▸ TASK GOAL:
Print all entries precisely as they are written.

▸ LISTED ENTRIES:
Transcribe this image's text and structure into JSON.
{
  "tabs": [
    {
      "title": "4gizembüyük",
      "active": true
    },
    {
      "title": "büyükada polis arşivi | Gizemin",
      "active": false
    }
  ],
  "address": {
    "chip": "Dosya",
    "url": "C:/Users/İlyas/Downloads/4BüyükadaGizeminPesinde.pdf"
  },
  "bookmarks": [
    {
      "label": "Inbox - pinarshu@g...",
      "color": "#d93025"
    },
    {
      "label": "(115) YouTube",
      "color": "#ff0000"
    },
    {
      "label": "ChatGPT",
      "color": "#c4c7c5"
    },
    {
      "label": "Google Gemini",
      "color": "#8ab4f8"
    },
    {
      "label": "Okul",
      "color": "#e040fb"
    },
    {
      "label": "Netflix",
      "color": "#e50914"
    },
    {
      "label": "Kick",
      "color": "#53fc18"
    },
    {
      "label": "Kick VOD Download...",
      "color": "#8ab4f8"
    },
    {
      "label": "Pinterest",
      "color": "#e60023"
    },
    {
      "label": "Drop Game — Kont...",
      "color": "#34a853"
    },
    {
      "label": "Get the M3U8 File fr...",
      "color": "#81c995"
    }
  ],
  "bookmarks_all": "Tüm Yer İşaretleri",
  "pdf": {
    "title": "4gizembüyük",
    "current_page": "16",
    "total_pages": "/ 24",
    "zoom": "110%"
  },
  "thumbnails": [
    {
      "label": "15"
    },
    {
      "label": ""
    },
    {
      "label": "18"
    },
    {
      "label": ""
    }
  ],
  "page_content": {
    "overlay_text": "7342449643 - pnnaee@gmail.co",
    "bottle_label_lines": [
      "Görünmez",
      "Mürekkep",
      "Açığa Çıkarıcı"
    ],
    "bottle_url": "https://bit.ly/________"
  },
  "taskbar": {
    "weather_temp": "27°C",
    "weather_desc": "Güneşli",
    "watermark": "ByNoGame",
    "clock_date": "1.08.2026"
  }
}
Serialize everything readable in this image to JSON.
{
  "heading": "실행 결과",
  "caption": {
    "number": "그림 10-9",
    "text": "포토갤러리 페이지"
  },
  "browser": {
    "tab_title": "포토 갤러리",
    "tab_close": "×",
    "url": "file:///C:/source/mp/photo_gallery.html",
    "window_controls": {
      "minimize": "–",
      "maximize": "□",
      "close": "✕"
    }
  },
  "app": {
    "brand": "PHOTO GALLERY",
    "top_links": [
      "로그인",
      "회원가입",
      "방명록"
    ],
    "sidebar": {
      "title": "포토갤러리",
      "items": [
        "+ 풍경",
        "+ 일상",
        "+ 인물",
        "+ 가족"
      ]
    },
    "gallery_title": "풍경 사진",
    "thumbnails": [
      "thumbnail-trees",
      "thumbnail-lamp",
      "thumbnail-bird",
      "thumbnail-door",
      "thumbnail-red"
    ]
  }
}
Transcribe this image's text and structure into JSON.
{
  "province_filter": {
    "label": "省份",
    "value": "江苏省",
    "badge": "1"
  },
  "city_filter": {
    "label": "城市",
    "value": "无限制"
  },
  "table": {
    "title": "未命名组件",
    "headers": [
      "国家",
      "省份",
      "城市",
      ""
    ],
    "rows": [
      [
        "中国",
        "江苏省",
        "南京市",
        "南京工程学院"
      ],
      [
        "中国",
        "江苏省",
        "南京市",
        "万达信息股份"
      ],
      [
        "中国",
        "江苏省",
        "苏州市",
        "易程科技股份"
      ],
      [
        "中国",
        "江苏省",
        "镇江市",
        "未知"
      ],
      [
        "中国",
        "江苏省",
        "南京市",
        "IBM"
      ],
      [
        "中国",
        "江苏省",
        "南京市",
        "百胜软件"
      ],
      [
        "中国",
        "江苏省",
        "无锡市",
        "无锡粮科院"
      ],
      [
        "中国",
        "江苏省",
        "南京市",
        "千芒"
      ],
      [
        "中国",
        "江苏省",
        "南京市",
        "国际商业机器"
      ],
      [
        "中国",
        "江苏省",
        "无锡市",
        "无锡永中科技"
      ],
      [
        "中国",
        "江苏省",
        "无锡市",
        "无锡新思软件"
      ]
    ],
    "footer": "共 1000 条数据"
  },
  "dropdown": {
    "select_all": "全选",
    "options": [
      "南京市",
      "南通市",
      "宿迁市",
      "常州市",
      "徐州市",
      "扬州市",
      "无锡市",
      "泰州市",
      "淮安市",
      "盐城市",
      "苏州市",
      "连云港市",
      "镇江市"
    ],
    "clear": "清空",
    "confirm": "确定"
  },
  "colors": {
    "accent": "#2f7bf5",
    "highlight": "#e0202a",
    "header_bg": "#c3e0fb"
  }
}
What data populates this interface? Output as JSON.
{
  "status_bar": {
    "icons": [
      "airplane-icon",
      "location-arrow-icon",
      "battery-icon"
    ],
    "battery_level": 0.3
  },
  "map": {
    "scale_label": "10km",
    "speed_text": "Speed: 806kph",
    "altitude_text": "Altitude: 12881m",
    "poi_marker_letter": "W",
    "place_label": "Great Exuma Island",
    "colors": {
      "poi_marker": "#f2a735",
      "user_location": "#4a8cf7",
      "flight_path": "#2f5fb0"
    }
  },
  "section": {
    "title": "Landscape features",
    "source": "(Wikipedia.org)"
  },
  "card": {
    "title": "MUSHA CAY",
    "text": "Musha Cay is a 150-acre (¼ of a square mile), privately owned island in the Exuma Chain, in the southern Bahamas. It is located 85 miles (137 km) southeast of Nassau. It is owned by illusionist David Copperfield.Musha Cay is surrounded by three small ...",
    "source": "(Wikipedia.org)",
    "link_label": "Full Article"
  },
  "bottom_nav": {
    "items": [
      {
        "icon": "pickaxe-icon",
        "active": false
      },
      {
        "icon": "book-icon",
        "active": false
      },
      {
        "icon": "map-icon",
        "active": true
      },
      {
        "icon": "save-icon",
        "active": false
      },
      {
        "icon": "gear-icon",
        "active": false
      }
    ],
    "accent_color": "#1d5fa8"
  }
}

▸ EXERCISE RESPONSE:
Transcribe this image's text and structure into JSON.
{
  "tabs": [
    {
      "title": "4gizembüyük",
      "active": true
    },
    {
      "title": "büyükada polis arşivi | Gizemin",
      "active": false
    }
  ],
  "address": {
    "chip": "Dosya",
    "url": "C:/Users/İlyas/Downloads/4BüyükadaGizeminPesinde.pdf"
  },
  "bookmarks": [
    {
      "label": "Inbox - pinarshu@g...",
      "color": "#d93025"
    },
    {
      "label": "(115) YouTube",
      "color": "#ff0000"
    },
    {
      "label": "ChatGPT",
      "color": "#c4c7c5"
    },
    {
      "label": "Google Gemini",
      "color": "#8ab4f8"
    },
    {
      "label": "Okul",
      "color": "#e040fb"
    },
    {
      "label": "Netflix",
      "color": "#e50914"
    },
    {
      "label": "Kick",
      "color": "#53fc18"
    },
    {
      "label": "Kick VOD Download...",
      "color": "#8ab4f8"
    },
    {
      "label": "Pinterest",
      "color": "#e60023"
    },
    {
      "label": "Drop Game — Kont...",
      "color": "#34a853"
    },
    {
      "label": "Get the M3U8 File fr...",
      "color": "#81c995"
    }
  ],
  "bookmarks_all": "Tüm Yer İşaretleri",
  "pdf": {
    "title": "4gizembüyük",
    "current_page": "16",
    "total_pages": "/ 24",
    "zoom": "110%"
  },
  "thumbnails": [
    {
      "label": "15"
    },
    {
      "label": ""
    },
    {
      "label": "18"
    },
    {
      "label": ""
    }
  ],
  "page_content": {
    "overlay_text": "7342449643 - pnnaee@gmail.co",
    "bottle_label_lines": [
      "Görünmez",
      "Mürekkep",
      "Açığa Çıkarıcı"
    ],
    "bottle_url": "https://bit.ly/________"
  },
  "taskbar": {
    "weather_temp": "27°C",
    "weather_desc": "Güneşli",
    "watermark": "ByNoGame",
    "clock_date": "1.08.2026"
  }
}
Serialize everything readable in this image to JSON.
{
  "heading": "실행 결과",
  "caption": {
    "number": "그림 10-9",
    "text": "포토갤러리 페이지"
  },
  "browser": {
    "tab_title": "포토 갤러리",
    "tab_close": "×",
    "url": "file:///C:/source/mp/photo_gallery.html",
    "window_controls": {
      "minimize": "–",
      "maximize": "□",
      "close": "✕"
    }
  },
  "app": {
    "brand": "PHOTO GALLERY",
    "top_links": [
      "로그인",
      "회원가입",
      "방명록"
    ],
    "sidebar": {
      "title": "포토갤러리",
      "items": [
        "+ 풍경",
        "+ 일상",
        "+ 인물",
        "+ 가족"
      ]
    },
    "gallery_title": "풍경 사진",
    "thumbnails": [
      "thumbnail-trees",
      "thumbnail-lamp",
      "thumbnail-bird",
      "thumbnail-door",
      "thumbnail-red"
    ]
  }
}
Transcribe this image's text and structure into JSON.
{
  "province_filter": {
    "label": "省份",
    "value": "江苏省",
    "badge": "1"
  },
  "city_filter": {
    "label": "城市",
    "value": "无限制"
  },
  "table": {
    "title": "未命名组件",
    "headers": [
      "国家",
      "省份",
      "城市",
      ""
    ],
    "rows": [
      [
        "中国",
        "江苏省",
        "南京市",
        "南京工程学院"
      ],
      [
        "中国",
        "江苏省",
        "南京市",
        "万达信息股份"
      ],
      [
        "中国",
        "江苏省",
        "苏州市",
        "易程科技股份"
      ],
      [
        "中国",
        "江苏省",
        "镇江市",
        "未知"
      ],
      [
        "中国",
        "江苏省",
        "南京市",
        "IBM"
      ],
      [
        "中国",
        "江苏省",
        "南京市",
        "百胜软件"
      ],
      [
        "中国",
        "江苏省",
        "无锡市",
        "无锡粮科院"
      ],
      [
        "中国",
        "江苏省",
        "南京市",
        "千芒"
      ],
      [
        "中国",
        "江苏省",
        "南京市",
        "国际商业机器"
      ],
      [
        "中国",
        "江苏省",
        "无锡市",
        "无锡永中科技"
      ],
      [
        "中国",
        "江苏省",
        "无锡市",
        "无锡新思软件"
      ]
    ],
    "footer": "共 1000 条数据"
  },
  "dropdown": {
    "select_all": "全选",
    "options": [
      "南京市",
      "南通市",
      "宿迁市",
      "常州市",
      "徐州市",
      "扬州市",
      "无锡市",
      "泰州市",
      "淮安市",
      "盐城市",
      "苏州市",
      "连云港市",
      "镇江市"
    ],
    "clear": "清空",
    "confirm": "确定"
  },
  "colors": {
    "accent": "#2f7bf5",
    "highlight": "#e0202a",
    "header_bg": "#c3e0fb"
  }
}
What data populates this interface? Output as JSON.
{
  "status_bar": {
    "icons": [
      "airplane-icon",
      "location-arrow-icon",
      "battery-icon"
    ],
    "battery_level": 0.3
  },
  "map": {
    "scale_label": "10km",
    "speed_text": "Speed: 806kph",
    "altitude_text": "Altitude: 12881m",
    "poi_marker_letter": "W",
    "place_label": "Great Exuma Island",
    "colors": {
      "poi_marker": "#f2a735",
      "user_location": "#4a8cf7",
      "flight_path": "#2f5fb0"
    }
  },
  "section": {
    "title": "Landscape features",
    "source": "(Wikipedia.org)"
  },
  "card": {
    "title": "MUSHA CAY",
    "text": "Musha Cay is a 150-acre (¼ of a square mile), privately owned island in the Exuma Chain, in the southern Bahamas. It is located 85 miles (137 km) southeast of Nassau. It is owned by illusionist David Copperfield.Musha Cay is surrounded by three small ...",
    "source": "(Wikipedia.org)",
    "link_label": "Full Article"
  },
  "bottom_nav": {
    "items": [
      {
        "icon": "pickaxe-icon",
        "active": false
      },
      {
        "icon": "book-icon",
        "active": false
      },
      {
        "icon": "map-icon",
        "active": true
      },
      {
        "icon": "save-icon",
        "active": false
      },
      {
        "icon": "gear-icon",
        "active": false
      }
    ],
    "accent_color": "#1d5fa8"
  }
}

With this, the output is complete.